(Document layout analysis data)
——————————

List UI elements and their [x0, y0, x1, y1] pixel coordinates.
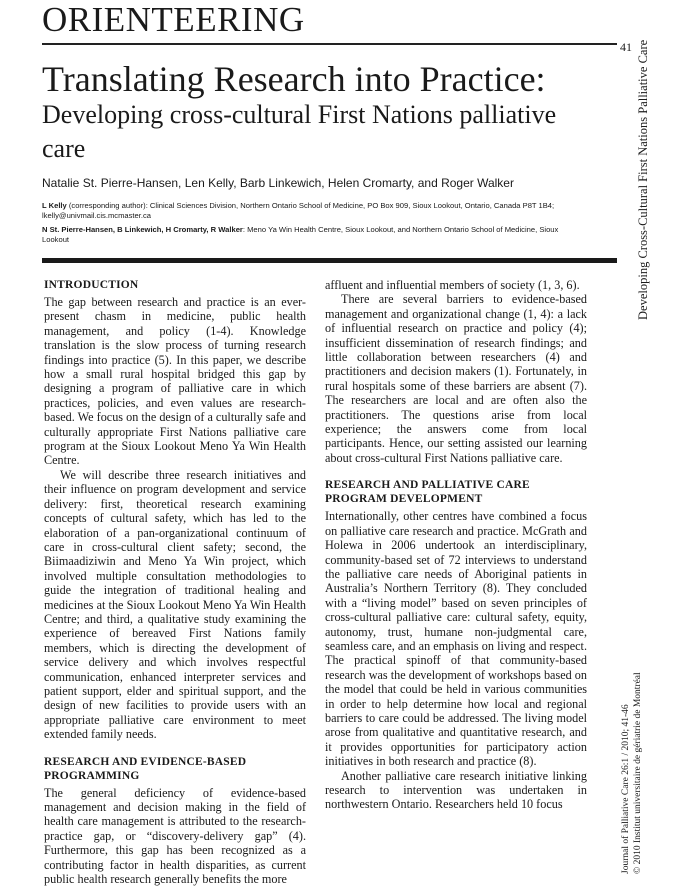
affiliation-names: L Kelly — [42, 201, 67, 210]
header-divider — [42, 258, 617, 263]
section-label: ORIENTEERING — [42, 0, 305, 39]
heading-introduction: INTRODUCTION — [44, 279, 139, 291]
page-number: 41 — [620, 40, 632, 54]
paragraph: There are several barriers to evidence-based management and organizational change (1, 4): a lack of influential research on practice and policy (4); insufficient dissemination of research findings; and little collaboration between researchers (4) and practitioners and decision makers (1). Fortunately, in rural hospitals some of these barriers are absent (7). The researchers are local and are often also the practitioners. The questions arise from local experience; the answers come from local participants. Hence, our setting assisted our learning about cross-cultural First Nations palliative care. — [325, 292, 587, 465]
left-column — [44, 278, 306, 886]
journal-citation — [620, 672, 644, 874]
right-column — [325, 278, 587, 812]
paragraph: Internationally, other centres have combined a focus on palliative care research and practice. McGrath and Holewa in 2006 undertook an interdisciplinary, community-based set of 72 interviews to understand the palliative care needs of Aboriginal patients in Australia’s Northern Territory (8). They concluded with a “living model” based on seven principles of cross-cultural palliative care: cultural safety, equity, autonomy, trust, humane non-judgmental care, seamless care, and an emphasis on living and respect. The practical spinoff of that community-based research was the development of workshops based on the model that could be held in various communities in order to help determine how local and regional barriers to care could be addressed. The living model arose from qualitative and quantitative research, and it provides opportunities for participatory action initiatives in both research and practice (8). — [325, 509, 587, 769]
top-rule — [42, 43, 617, 45]
journal-line-2: © 2010 Institut universitaire de gériatrie de Montréal — [633, 672, 643, 874]
article-title: Translating Research into Practice: — [42, 59, 546, 99]
heading-palliative-program: RESEARCH AND PALLIATIVE CARE PROGRAM DEVELOPMENT — [325, 479, 530, 506]
paragraph: The gap between research and practice is an ever-present chasm in medicine, public health management, and policy (1-4). Knowledge translation is the slow process of turning research findings into practice (5). In this paper, we describe how a small rural hospital bridged this gap by designing a program of palliative care in which practices, policies, and even values are research-based. We focus on the design of a culturally safe and culturally appropriate First Nations palliative care program at the Sioux Lookout Meno Ya Win Health Centre. — [44, 295, 306, 468]
affiliation-text: : Meno Ya Win Health Centre, Sioux Lookout, and Northern Ontario School of Medicine, Sioux Lookout — [42, 225, 559, 244]
author-list: Natalie St. Pierre-Hansen, Len Kelly, Barb Linkewich, Helen Cromarty, and Roger Walker — [42, 176, 514, 190]
heading-research-programming: RESEARCH AND EVIDENCE-BASED PROGRAMMING — [44, 755, 247, 782]
affiliation-text: (corresponding author): Clinical Sciences Division, Northern Ontario School of Medicine, PO Box 909, Sioux Lookout, Ontario, Canada P8T 1B4; lkelly@univmail.cis.mcmaster.ca — [42, 201, 555, 220]
paragraph: The general deficiency of evidence-based management and decision making in the field of health care management is attributed to the research-practice gap, or “discovery-delivery gap” (4). Furthermore, this gap has been recognized as a contributing factor in health disparities, as current public health research generally benefits the more — [44, 785, 306, 886]
journal-line-1: Journal of Palliative Care 26:1 / 2010; 41-46 — [621, 704, 631, 874]
affiliation-others — [42, 225, 582, 245]
article-subtitle: Developing cross-cultural First Nations palliative care — [42, 100, 557, 163]
affiliation-corresponding — [42, 201, 582, 221]
paragraph: Another palliative care research initiative linking research to intervention was undertaken in northwestern Ontario. Researchers held 10 focus — [325, 768, 587, 812]
paragraph: We will describe three research initiatives and their influence on program development and service delivery: first, theoretical research examining concepts of cultural safety, which has led to the elaboration of a pan-organizational continuum of care in cross-cultural client safety; second, the Biimaadiziwin and Meno Ya Win project, which involved multiple consultation methodologies to guide the integration of traditional healing and medicines at the Sioux Lookout Meno Ya Win Health Centre; and third, a qualitative study examining the experience of bereaved First Nations family members, which is directing the development of service delivery and which involves respectful communication, enhanced interpreter services and patient support, elder and spiritual support, and the design of new facilities to provide users with an appropriate palliative care environment to meet extended family needs. — [44, 467, 306, 742]
affiliation-names: N St. Pierre-Hansen, B Linkewich, H Cromarty, R Walker — [42, 225, 243, 234]
running-title: Developing Cross-Cultural First Nations Palliative Care — [636, 39, 650, 320]
paragraph: affluent and influential members of society (1, 3, 6). — [325, 278, 580, 292]
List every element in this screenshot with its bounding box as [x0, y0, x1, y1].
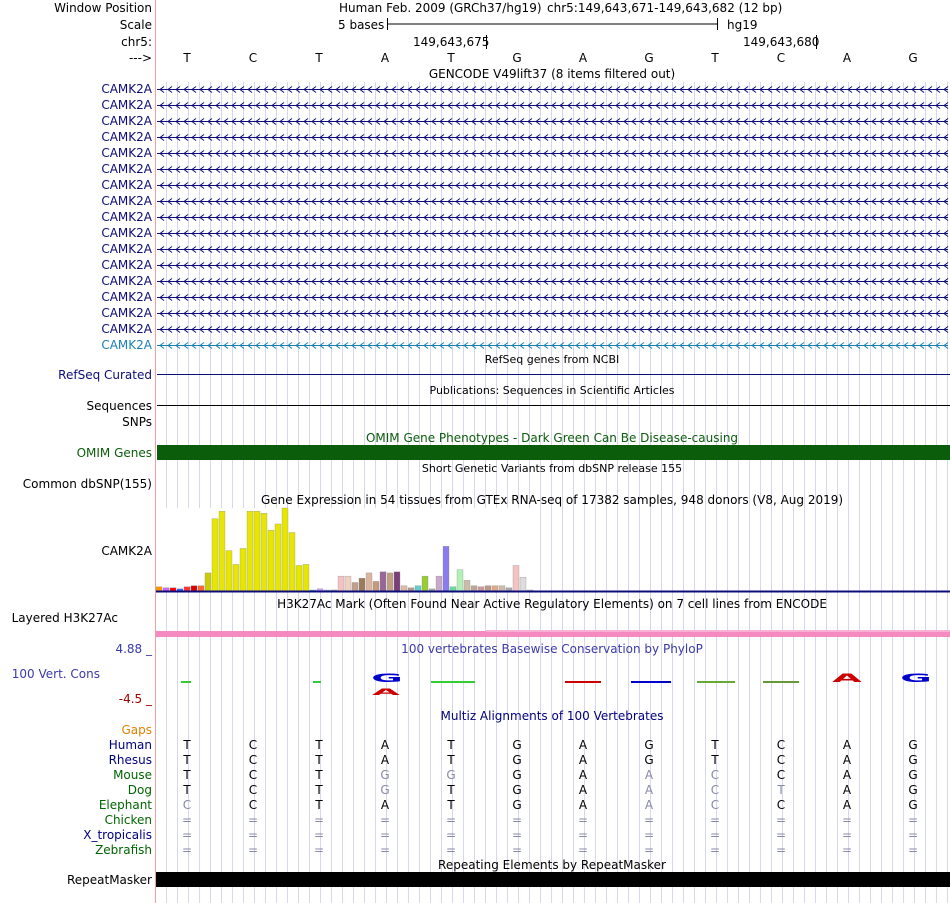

——————————

**Task prompt**
The word "Cromarty" appears in how many lines of the records? Give the number only.

**Result of this exercise**
2